(Excerpts from a figure dataset)
|---|

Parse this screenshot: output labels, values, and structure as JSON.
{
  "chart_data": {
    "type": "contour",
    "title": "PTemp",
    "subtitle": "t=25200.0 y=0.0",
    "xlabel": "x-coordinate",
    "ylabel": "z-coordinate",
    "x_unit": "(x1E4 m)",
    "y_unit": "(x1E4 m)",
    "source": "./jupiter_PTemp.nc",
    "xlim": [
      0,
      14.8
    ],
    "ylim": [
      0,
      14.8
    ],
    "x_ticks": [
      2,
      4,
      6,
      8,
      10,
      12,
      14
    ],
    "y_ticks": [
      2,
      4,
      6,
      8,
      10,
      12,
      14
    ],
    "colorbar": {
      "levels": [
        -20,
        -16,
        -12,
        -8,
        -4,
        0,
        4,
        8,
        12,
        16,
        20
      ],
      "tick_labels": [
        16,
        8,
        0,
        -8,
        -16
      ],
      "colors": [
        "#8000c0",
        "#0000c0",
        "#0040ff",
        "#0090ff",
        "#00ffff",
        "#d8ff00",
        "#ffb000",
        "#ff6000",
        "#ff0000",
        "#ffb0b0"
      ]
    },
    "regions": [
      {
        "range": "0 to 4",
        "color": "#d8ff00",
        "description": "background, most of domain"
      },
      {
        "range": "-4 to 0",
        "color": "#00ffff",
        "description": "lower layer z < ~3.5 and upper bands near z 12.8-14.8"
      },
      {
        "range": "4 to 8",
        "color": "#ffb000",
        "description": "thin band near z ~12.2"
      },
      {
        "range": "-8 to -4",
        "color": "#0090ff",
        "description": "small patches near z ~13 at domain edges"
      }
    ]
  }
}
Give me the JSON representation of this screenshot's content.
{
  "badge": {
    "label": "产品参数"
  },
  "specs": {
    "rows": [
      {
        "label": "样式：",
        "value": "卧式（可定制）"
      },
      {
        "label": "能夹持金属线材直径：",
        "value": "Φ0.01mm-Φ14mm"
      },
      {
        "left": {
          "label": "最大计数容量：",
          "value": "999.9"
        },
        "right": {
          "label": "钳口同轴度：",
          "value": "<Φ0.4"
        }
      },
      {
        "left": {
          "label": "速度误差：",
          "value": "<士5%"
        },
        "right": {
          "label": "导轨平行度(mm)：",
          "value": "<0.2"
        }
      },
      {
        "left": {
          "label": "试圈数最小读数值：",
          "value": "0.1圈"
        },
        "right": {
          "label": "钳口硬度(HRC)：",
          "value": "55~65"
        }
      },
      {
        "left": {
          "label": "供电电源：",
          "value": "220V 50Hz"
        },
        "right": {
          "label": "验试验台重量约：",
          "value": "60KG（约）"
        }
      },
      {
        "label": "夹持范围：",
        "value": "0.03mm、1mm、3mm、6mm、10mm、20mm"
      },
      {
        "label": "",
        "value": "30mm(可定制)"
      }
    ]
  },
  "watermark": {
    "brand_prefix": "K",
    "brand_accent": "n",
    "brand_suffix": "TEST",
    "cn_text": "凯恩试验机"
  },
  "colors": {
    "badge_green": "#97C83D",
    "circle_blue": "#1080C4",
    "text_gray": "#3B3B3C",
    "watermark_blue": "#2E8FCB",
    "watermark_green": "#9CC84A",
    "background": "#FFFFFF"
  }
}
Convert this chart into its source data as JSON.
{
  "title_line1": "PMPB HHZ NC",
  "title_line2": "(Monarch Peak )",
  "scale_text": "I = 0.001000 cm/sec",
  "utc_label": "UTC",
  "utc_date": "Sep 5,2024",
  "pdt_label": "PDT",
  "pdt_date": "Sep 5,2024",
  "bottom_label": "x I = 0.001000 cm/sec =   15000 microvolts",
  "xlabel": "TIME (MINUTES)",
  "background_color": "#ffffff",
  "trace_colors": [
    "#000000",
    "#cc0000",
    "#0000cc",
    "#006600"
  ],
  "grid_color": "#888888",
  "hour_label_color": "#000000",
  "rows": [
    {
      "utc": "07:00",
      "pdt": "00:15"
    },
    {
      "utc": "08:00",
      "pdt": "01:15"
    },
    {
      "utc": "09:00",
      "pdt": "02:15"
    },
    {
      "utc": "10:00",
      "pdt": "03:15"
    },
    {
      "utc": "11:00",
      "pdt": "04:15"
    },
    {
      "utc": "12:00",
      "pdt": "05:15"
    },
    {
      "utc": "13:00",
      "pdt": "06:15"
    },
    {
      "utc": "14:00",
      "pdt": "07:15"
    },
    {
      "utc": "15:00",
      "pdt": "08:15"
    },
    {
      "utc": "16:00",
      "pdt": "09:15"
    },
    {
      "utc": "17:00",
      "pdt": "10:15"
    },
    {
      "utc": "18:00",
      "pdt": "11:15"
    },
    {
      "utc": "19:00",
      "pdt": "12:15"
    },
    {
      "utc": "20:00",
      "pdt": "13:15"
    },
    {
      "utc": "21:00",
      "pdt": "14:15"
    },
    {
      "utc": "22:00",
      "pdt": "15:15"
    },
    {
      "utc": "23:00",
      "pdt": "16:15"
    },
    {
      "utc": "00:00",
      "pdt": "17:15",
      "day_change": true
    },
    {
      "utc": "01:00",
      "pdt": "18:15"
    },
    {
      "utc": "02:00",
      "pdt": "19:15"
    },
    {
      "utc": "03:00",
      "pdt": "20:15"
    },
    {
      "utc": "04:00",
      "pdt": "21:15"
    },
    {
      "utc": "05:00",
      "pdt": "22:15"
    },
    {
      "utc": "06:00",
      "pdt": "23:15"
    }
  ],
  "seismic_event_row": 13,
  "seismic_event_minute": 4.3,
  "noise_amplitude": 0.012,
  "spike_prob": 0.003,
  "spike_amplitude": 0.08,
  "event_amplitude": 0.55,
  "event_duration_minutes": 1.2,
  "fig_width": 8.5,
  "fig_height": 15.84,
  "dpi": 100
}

|---|

Instructions for the task: Working from the material above, retype it in its entirety without change.

Exercise answer:
Parse this screenshot: output labels, values, and structure as JSON.
{
  "chart_data": {
    "type": "contour",
    "title": "PTemp",
    "subtitle": "t=25200.0 y=0.0",
    "xlabel": "x-coordinate",
    "ylabel": "z-coordinate",
    "x_unit": "(x1E4 m)",
    "y_unit": "(x1E4 m)",
    "source": "./jupiter_PTemp.nc",
    "xlim": [
      0,
      14.8
    ],
    "ylim": [
      0,
      14.8
    ],
    "x_ticks": [
      2,
      4,
      6,
      8,
      10,
      12,
      14
    ],
    "y_ticks": [
      2,
      4,
      6,
      8,
      10,
      12,
      14
    ],
    "colorbar": {
      "levels": [
        -20,
        -16,
        -12,
        -8,
        -4,
        0,
        4,
        8,
        12,
        16,
        20
      ],
      "tick_labels": [
        16,
        8,
        0,
        -8,
        -16
      ],
      "colors": [
        "#8000c0",
        "#0000c0",
        "#0040ff",
        "#0090ff",
        "#00ffff",
        "#d8ff00",
        "#ffb000",
        "#ff6000",
        "#ff0000",
        "#ffb0b0"
      ]
    },
    "regions": [
      {
        "range": "0 to 4",
        "color": "#d8ff00",
        "description": "background, most of domain"
      },
      {
        "range": "-4 to 0",
        "color": "#00ffff",
        "description": "lower layer z < ~3.5 and upper bands near z 12.8-14.8"
      },
      {
        "range": "4 to 8",
        "color": "#ffb000",
        "description": "thin band near z ~12.2"
      },
      {
        "range": "-8 to -4",
        "color": "#0090ff",
        "description": "small patches near z ~13 at domain edges"
      }
    ]
  }
}
Give me the JSON representation of this screenshot's content.
{
  "badge": {
    "label": "产品参数"
  },
  "specs": {
    "rows": [
      {
        "label": "样式：",
        "value": "卧式（可定制）"
      },
      {
        "label": "能夹持金属线材直径：",
        "value": "Φ0.01mm-Φ14mm"
      },
      {
        "left": {
          "label": "最大计数容量：",
          "value": "999.9"
        },
        "right": {
          "label": "钳口同轴度：",
          "value": "<Φ0.4"
        }
      },
      {
        "left": {
          "label": "速度误差：",
          "value": "<士5%"
        },
        "right": {
          "label": "导轨平行度(mm)：",
          "value": "<0.2"
        }
      },
      {
        "left": {
          "label": "试圈数最小读数值：",
          "value": "0.1圈"
        },
        "right": {
          "label": "钳口硬度(HRC)：",
          "value": "55~65"
        }
      },
      {
        "left": {
          "label": "供电电源：",
          "value": "220V 50Hz"
        },
        "right": {
          "label": "验试验台重量约：",
          "value": "60KG（约）"
        }
      },
      {
        "label": "夹持范围：",
        "value": "0.03mm、1mm、3mm、6mm、10mm、20mm"
      },
      {
        "label": "",
        "value": "30mm(可定制)"
      }
    ]
  },
  "watermark": {
    "brand_prefix": "K",
    "brand_accent": "n",
    "brand_suffix": "TEST",
    "cn_text": "凯恩试验机"
  },
  "colors": {
    "badge_green": "#97C83D",
    "circle_blue": "#1080C4",
    "text_gray": "#3B3B3C",
    "watermark_blue": "#2E8FCB",
    "watermark_green": "#9CC84A",
    "background": "#FFFFFF"
  }
}
Convert this chart into its source data as JSON.
{
  "title_line1": "PMPB HHZ NC",
  "title_line2": "(Monarch Peak )",
  "scale_text": "I = 0.001000 cm/sec",
  "utc_label": "UTC",
  "utc_date": "Sep 5,2024",
  "pdt_label": "PDT",
  "pdt_date": "Sep 5,2024",
  "bottom_label": "x I = 0.001000 cm/sec =   15000 microvolts",
  "xlabel": "TIME (MINUTES)",
  "background_color": "#ffffff",
  "trace_colors": [
    "#000000",
    "#cc0000",
    "#0000cc",
    "#006600"
  ],
  "grid_color": "#888888",
  "hour_label_color": "#000000",
  "rows": [
    {
      "utc": "07:00",
      "pdt": "00:15"
    },
    {
      "utc": "08:00",
      "pdt": "01:15"
    },
    {
      "utc": "09:00",
      "pdt": "02:15"
    },
    {
      "utc": "10:00",
      "pdt": "03:15"
    },
    {
      "utc": "11:00",
      "pdt": "04:15"
    },
    {
      "utc": "12:00",
      "pdt": "05:15"
    },
    {
      "utc": "13:00",
      "pdt": "06:15"
    },
    {
      "utc": "14:00",
      "pdt": "07:15"
    },
    {
      "utc": "15:00",
      "pdt": "08:15"
    },
    {
      "utc": "16:00",
      "pdt": "09:15"
    },
    {
      "utc": "17:00",
      "pdt": "10:15"
    },
    {
      "utc": "18:00",
      "pdt": "11:15"
    },
    {
      "utc": "19:00",
      "pdt": "12:15"
    },
    {
      "utc": "20:00",
      "pdt": "13:15"
    },
    {
      "utc": "21:00",
      "pdt": "14:15"
    },
    {
      "utc": "22:00",
      "pdt": "15:15"
    },
    {
      "utc": "23:00",
      "pdt": "16:15"
    },
    {
      "utc": "00:00",
      "pdt": "17:15",
      "day_change": true
    },
    {
      "utc": "01:00",
      "pdt": "18:15"
    },
    {
      "utc": "02:00",
      "pdt": "19:15"
    },
    {
      "utc": "03:00",
      "pdt": "20:15"
    },
    {
      "utc": "04:00",
      "pdt": "21:15"
    },
    {
      "utc": "05:00",
      "pdt": "22:15"
    },
    {
      "utc": "06:00",
      "pdt": "23:15"
    }
  ],
  "seismic_event_row": 13,
  "seismic_event_minute": 4.3,
  "noise_amplitude": 0.012,
  "spike_prob": 0.003,
  "spike_amplitude": 0.08,
  "event_amplitude": 0.55,
  "event_duration_minutes": 1.2,
  "fig_width": 8.5,
  "fig_height": 15.84,
  "dpi": 100
}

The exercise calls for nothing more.